[Exercise inputs start]

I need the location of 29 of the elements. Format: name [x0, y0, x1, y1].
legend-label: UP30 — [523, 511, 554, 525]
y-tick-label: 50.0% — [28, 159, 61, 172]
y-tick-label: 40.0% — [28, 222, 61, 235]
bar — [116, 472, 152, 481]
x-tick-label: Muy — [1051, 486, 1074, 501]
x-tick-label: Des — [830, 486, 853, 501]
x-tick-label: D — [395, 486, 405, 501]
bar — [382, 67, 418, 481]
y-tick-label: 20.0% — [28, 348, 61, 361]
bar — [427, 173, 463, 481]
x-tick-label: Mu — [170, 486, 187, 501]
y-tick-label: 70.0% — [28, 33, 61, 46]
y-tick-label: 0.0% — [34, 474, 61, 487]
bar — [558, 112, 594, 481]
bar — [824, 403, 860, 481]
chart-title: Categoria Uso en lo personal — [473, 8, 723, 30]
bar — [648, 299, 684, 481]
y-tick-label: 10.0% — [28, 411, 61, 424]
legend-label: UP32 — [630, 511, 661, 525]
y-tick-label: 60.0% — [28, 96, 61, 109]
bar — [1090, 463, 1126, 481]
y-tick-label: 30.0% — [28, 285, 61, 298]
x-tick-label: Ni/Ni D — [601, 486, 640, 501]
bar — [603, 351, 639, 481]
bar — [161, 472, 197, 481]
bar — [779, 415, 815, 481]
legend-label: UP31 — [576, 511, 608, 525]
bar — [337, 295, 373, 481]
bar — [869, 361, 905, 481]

[Exercise inputs end]
[Exercise inputs start]

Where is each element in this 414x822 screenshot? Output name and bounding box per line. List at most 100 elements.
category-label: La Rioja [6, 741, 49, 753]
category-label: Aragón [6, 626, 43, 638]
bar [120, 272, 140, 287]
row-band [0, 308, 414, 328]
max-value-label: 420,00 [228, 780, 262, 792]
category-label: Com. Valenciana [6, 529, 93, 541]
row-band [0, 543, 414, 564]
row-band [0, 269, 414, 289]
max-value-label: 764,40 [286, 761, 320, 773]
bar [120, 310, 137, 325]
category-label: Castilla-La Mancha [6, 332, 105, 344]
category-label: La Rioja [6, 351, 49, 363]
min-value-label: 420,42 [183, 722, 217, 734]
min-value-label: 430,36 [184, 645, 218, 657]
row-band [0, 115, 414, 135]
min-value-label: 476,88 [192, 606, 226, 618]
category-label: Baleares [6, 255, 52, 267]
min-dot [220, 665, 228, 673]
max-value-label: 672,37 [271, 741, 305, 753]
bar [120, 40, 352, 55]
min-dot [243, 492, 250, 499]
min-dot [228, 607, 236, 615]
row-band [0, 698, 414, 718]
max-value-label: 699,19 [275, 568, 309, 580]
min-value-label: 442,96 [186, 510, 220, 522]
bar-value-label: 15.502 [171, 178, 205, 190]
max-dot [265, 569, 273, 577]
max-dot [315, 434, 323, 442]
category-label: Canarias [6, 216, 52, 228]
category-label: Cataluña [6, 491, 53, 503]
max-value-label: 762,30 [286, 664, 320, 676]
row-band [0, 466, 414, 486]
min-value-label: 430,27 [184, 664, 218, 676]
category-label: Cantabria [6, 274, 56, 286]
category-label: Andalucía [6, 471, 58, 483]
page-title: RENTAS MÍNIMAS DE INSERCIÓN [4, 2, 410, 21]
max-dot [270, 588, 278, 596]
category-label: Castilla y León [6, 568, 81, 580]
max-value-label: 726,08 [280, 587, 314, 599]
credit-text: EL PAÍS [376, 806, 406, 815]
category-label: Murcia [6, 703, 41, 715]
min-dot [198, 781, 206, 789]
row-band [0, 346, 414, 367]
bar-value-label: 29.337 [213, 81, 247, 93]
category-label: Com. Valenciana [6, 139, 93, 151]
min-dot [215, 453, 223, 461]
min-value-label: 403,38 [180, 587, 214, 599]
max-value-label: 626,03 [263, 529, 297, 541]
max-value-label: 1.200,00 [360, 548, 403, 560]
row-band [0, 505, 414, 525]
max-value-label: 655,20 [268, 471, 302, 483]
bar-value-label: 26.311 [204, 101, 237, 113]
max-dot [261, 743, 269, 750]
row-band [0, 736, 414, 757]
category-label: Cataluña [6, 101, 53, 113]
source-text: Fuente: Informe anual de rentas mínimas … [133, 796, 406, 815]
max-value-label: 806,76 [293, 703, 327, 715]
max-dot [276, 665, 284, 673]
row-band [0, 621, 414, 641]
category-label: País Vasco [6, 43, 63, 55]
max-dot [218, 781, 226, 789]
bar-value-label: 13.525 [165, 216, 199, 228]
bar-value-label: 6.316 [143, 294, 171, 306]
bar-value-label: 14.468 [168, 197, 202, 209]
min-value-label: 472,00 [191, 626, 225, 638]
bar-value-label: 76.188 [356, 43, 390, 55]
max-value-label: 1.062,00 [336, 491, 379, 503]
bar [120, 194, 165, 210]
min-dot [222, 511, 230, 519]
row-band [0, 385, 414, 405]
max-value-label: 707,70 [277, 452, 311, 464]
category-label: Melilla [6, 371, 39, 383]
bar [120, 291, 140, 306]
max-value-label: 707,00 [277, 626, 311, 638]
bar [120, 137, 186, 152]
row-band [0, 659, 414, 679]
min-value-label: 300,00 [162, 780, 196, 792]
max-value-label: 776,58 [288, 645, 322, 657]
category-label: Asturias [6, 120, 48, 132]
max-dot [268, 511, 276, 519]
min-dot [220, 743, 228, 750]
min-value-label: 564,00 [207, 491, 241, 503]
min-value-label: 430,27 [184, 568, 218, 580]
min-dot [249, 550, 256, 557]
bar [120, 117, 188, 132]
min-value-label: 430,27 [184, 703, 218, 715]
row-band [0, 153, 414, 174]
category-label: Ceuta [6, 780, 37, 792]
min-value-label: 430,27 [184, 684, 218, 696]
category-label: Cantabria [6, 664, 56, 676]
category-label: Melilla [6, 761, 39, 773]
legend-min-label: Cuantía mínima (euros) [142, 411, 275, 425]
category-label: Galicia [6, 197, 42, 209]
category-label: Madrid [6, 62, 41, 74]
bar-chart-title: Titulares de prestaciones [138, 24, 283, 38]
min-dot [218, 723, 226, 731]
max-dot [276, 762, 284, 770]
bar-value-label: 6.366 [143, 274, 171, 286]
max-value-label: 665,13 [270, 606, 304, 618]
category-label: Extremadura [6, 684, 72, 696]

[Exercise inputs end]
[Exercise inputs start]

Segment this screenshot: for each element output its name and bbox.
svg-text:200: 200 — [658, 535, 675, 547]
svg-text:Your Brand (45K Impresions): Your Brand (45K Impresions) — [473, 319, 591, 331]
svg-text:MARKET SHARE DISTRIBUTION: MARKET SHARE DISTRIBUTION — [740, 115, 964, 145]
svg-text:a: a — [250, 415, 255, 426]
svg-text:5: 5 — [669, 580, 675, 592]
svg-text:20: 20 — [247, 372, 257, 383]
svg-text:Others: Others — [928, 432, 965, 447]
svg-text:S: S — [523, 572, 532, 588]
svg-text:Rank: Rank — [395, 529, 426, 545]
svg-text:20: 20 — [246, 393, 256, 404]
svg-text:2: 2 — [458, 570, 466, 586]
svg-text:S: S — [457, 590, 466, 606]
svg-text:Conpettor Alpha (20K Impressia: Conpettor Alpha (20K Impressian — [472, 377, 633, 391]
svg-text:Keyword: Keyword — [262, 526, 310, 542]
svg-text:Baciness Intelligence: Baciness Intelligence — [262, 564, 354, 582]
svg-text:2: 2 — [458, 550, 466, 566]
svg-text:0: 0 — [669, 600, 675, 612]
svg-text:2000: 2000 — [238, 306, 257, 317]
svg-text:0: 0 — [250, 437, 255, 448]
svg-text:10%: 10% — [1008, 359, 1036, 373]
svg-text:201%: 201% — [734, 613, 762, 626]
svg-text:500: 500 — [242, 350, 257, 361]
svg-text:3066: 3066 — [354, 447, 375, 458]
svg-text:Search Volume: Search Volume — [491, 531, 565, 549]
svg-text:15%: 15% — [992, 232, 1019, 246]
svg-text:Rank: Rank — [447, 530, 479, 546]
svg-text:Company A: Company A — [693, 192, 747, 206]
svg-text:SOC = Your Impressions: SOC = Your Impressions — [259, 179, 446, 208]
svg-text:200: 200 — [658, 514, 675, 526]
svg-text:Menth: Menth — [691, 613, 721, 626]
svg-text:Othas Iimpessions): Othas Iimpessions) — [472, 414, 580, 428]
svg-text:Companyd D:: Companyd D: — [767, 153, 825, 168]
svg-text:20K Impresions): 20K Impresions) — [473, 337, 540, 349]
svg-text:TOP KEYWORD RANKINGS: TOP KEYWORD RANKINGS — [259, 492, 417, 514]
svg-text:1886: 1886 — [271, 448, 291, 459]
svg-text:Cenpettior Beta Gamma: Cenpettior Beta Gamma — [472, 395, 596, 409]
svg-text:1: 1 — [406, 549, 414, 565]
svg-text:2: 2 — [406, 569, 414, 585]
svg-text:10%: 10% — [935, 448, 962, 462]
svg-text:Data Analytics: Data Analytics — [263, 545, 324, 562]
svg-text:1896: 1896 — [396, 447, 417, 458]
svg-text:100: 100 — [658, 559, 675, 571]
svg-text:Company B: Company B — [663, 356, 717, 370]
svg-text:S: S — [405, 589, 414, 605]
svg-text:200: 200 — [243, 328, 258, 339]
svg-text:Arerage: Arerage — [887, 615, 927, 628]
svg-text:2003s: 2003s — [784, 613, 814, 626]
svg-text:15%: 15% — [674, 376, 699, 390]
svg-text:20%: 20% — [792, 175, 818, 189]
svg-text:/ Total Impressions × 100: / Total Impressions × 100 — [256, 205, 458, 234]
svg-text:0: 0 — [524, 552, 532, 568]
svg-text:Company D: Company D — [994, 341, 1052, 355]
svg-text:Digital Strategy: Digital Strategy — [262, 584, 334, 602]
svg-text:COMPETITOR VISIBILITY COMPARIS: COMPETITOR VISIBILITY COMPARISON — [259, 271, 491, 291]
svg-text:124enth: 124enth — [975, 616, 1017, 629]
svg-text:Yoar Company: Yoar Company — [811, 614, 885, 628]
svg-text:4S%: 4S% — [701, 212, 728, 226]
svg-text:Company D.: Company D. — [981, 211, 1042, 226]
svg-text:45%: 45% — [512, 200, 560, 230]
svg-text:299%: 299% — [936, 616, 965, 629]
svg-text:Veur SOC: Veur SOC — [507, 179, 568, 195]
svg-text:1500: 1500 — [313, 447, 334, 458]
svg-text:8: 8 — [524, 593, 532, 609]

[Exercise inputs end]

§ **Stated task**
Duplicate the listing from the line with "I need the location" up to and including the line with "bar — [869, 361, 905, 481]".

§ **Output for this task**
I need the location of 29 of the elements. Format: name [x0, y0, x1, y1].
legend-label: UP30 — [523, 511, 554, 525]
y-tick-label: 50.0% — [28, 159, 61, 172]
y-tick-label: 40.0% — [28, 222, 61, 235]
bar — [116, 472, 152, 481]
x-tick-label: Muy — [1051, 486, 1074, 501]
x-tick-label: Des — [830, 486, 853, 501]
x-tick-label: D — [395, 486, 405, 501]
bar — [382, 67, 418, 481]
y-tick-label: 20.0% — [28, 348, 61, 361]
bar — [427, 173, 463, 481]
x-tick-label: Mu — [170, 486, 187, 501]
y-tick-label: 70.0% — [28, 33, 61, 46]
y-tick-label: 0.0% — [34, 474, 61, 487]
bar — [558, 112, 594, 481]
bar — [824, 403, 860, 481]
chart-title: Categoria Uso en lo personal — [473, 8, 723, 30]
bar — [648, 299, 684, 481]
y-tick-label: 10.0% — [28, 411, 61, 424]
legend-label: UP32 — [630, 511, 661, 525]
y-tick-label: 60.0% — [28, 96, 61, 109]
bar — [1090, 463, 1126, 481]
y-tick-label: 30.0% — [28, 285, 61, 298]
x-tick-label: Ni/Ni D — [601, 486, 640, 501]
bar — [603, 351, 639, 481]
bar — [161, 472, 197, 481]
bar — [779, 415, 815, 481]
legend-label: UP31 — [576, 511, 608, 525]
bar — [337, 295, 373, 481]
bar — [869, 361, 905, 481]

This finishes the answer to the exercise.